[[ Selected text, beginning ]]

Dream Housing Finance company deals in all kinds of home loans. They have presence across all urban, semi urban and rural areas. Customer first applies for home loan and after that company validates the customer eligibility for loan.

Company wants to automate the loan eligibility process (real time) based on customer detail provided while filling online application form. These details are Gender, Marital Status, Education, Number of Dependents, Income, Loan Amount, Credit History and others. To automate this process, they have provided a dataset to identify the customers segments that are eligible for loan amount so that they can specifically target these customers.

[[ Selected text, end ]]
[[ Given data, beginning ]]

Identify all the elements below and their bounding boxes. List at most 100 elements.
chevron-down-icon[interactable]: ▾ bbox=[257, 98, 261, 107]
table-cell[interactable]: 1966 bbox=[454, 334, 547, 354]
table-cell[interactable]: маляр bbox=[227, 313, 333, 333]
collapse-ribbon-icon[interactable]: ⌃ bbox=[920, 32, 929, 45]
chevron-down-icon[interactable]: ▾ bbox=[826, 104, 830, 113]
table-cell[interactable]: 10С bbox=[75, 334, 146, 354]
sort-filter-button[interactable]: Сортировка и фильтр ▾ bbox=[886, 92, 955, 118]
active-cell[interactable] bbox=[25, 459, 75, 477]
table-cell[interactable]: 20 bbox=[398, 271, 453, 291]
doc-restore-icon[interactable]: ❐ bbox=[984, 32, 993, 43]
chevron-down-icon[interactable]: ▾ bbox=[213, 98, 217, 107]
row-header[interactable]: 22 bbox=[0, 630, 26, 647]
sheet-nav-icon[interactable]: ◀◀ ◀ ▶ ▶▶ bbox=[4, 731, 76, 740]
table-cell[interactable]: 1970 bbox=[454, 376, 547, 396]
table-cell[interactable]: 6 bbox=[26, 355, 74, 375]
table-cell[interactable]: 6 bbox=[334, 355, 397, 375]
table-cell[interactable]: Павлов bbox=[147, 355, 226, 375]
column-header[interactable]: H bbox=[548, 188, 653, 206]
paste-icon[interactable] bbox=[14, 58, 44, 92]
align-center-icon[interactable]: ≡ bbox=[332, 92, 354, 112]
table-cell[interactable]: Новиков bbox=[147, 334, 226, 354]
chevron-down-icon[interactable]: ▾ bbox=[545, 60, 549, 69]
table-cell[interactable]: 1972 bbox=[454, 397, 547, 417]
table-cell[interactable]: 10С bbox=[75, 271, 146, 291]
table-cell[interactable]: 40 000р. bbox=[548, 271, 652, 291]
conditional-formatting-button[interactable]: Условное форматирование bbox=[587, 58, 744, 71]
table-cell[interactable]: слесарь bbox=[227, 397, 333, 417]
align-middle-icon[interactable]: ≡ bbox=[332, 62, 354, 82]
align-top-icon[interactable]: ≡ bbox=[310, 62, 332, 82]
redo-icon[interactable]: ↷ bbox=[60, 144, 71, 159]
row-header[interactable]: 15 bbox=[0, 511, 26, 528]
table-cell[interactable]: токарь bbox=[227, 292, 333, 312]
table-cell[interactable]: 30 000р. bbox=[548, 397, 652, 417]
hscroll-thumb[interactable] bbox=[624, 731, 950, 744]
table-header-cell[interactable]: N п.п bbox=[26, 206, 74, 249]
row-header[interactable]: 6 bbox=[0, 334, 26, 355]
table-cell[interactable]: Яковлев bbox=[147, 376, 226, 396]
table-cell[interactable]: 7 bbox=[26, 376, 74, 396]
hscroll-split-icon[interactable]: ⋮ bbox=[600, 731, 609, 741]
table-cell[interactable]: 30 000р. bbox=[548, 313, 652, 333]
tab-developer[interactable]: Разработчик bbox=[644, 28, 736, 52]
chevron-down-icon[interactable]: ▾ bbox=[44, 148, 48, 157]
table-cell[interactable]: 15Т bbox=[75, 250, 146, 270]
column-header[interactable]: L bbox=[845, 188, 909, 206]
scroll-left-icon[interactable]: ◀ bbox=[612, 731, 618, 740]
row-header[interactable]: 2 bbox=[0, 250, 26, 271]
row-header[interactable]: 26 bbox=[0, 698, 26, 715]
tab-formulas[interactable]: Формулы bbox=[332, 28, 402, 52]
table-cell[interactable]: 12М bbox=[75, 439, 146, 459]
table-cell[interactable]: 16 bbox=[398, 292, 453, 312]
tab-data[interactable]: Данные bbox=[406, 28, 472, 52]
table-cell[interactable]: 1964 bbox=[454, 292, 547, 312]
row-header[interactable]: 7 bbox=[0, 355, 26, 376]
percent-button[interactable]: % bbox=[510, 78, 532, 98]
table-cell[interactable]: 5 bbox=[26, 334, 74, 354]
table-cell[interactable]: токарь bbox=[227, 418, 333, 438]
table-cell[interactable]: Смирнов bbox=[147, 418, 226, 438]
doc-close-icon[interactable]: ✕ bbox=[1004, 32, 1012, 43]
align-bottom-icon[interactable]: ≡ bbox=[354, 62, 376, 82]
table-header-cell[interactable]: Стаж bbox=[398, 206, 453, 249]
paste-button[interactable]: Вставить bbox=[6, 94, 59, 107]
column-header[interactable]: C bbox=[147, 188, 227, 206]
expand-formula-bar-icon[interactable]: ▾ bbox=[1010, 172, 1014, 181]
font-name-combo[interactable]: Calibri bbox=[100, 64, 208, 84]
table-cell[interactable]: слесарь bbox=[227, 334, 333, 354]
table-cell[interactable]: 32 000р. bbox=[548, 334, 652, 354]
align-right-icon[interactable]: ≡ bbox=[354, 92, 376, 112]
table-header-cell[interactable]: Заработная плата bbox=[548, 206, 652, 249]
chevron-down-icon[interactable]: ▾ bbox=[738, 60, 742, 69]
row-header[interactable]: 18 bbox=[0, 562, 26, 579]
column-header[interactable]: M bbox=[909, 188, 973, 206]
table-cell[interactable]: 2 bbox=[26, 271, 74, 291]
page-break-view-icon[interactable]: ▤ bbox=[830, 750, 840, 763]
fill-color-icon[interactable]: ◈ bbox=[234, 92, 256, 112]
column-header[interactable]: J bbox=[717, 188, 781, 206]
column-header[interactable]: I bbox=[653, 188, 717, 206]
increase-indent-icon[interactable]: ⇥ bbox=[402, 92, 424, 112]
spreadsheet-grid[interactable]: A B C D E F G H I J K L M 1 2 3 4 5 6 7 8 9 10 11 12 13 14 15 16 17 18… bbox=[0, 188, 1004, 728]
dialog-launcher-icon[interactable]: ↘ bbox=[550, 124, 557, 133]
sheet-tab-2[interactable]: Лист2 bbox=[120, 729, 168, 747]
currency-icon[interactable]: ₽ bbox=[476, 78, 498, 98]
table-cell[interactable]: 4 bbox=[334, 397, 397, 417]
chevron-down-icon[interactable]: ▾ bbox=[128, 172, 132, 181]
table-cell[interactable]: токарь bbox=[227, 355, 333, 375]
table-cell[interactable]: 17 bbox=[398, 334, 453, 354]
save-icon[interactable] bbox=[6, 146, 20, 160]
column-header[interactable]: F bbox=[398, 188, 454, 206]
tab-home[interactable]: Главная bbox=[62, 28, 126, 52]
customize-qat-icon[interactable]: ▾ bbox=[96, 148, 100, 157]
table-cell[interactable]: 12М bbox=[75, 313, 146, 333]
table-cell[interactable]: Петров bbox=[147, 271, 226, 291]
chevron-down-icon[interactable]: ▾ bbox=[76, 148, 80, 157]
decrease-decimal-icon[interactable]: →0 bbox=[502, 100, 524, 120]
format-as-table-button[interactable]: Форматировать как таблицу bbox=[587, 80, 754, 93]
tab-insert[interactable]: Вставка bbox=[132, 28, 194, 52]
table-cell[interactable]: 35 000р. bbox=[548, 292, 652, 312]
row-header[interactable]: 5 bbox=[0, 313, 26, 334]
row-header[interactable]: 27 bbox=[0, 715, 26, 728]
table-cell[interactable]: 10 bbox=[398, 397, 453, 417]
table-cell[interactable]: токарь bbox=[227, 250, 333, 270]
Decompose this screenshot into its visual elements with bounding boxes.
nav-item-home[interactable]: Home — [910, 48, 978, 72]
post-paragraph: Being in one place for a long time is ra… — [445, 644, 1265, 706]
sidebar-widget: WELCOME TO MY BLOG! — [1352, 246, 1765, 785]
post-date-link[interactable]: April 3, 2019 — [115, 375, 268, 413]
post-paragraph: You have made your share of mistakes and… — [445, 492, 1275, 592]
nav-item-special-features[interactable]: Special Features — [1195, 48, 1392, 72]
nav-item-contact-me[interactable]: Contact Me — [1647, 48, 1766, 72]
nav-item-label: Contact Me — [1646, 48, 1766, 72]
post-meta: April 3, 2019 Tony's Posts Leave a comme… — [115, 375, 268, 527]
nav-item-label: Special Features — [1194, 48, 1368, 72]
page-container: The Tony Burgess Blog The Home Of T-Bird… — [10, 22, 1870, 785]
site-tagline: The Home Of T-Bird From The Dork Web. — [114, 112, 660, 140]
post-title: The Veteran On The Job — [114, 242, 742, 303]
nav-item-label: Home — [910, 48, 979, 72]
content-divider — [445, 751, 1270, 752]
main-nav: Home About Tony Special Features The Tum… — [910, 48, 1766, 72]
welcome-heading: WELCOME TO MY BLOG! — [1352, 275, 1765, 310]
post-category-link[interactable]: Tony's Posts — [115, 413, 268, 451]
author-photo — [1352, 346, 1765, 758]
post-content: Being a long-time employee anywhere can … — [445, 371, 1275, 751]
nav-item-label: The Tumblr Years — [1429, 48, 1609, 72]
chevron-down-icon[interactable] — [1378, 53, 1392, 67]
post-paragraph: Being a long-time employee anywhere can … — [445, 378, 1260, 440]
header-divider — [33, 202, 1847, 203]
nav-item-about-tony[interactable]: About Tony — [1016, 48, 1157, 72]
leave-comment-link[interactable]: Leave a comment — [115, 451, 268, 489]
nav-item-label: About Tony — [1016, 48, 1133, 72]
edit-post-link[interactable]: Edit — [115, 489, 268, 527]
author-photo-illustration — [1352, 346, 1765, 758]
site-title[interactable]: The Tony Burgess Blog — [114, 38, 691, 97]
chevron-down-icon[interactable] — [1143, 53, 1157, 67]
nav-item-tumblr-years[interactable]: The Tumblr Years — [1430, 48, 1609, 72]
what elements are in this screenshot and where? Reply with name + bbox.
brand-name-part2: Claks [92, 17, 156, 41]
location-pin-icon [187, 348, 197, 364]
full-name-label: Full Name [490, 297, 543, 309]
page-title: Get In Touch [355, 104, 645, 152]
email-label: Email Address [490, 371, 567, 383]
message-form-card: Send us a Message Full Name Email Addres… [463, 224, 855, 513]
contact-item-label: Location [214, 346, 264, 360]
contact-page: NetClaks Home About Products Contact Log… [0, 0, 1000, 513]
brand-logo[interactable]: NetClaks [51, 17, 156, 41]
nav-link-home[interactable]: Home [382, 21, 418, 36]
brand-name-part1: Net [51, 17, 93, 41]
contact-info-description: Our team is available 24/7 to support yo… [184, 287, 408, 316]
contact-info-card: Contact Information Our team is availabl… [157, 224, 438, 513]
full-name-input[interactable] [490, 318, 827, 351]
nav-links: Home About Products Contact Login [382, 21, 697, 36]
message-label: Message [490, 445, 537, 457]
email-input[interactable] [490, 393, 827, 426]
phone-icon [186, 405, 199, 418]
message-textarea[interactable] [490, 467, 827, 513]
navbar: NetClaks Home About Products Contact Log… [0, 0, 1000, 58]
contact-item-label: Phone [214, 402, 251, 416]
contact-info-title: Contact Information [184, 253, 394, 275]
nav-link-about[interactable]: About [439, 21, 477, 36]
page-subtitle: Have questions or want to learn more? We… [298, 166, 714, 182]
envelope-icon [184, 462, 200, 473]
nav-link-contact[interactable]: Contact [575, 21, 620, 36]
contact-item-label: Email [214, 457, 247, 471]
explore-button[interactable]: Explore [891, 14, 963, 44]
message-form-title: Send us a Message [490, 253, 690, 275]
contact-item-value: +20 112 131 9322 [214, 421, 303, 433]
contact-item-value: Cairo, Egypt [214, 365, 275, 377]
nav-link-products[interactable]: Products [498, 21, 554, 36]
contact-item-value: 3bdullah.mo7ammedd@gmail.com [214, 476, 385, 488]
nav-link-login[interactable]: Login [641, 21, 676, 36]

[[ Given data, end ]]

What to produce: According to the Dream Housing Finance text, which process does the company want to automate, and based on what?

Solution to this task: The company wants to automate the loan eligibility process in real time, based on the customer details provided while filling out the online application form.